• [PROBLEM DETAILS]: Look through the lines below and state how many hold the word "students". Write only the number.

• [RECORDS FOR THIS EXERCISE]:
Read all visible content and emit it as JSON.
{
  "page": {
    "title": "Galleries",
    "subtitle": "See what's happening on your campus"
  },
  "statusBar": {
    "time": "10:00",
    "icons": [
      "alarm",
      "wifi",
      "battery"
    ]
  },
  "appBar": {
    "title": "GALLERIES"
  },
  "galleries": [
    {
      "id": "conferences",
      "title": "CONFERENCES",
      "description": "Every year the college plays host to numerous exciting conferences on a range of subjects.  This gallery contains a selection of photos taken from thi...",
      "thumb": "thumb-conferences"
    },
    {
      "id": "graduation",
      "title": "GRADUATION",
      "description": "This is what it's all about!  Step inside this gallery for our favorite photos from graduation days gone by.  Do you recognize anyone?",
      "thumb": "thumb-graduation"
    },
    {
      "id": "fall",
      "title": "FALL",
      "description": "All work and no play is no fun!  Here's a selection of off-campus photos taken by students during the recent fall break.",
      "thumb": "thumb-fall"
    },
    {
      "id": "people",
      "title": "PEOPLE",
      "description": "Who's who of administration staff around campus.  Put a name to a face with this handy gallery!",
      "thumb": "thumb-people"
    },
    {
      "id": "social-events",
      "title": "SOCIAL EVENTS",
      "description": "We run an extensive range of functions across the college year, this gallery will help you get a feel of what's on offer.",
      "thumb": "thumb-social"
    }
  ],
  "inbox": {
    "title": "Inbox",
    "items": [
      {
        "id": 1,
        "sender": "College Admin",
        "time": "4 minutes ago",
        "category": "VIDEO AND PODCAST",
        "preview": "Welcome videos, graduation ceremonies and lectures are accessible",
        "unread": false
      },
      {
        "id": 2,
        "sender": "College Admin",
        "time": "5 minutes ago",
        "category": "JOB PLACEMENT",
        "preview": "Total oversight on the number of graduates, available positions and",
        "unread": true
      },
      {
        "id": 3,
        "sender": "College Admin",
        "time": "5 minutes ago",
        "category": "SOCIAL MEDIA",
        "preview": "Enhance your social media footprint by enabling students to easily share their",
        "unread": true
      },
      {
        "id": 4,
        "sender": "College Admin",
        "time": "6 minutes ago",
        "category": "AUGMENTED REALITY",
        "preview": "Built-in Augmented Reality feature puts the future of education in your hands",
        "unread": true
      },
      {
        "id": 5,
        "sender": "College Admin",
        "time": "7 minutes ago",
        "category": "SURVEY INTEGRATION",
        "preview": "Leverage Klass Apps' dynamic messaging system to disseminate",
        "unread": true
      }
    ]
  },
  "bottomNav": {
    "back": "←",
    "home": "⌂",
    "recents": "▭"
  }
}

• [TASK SOLUTION]: 2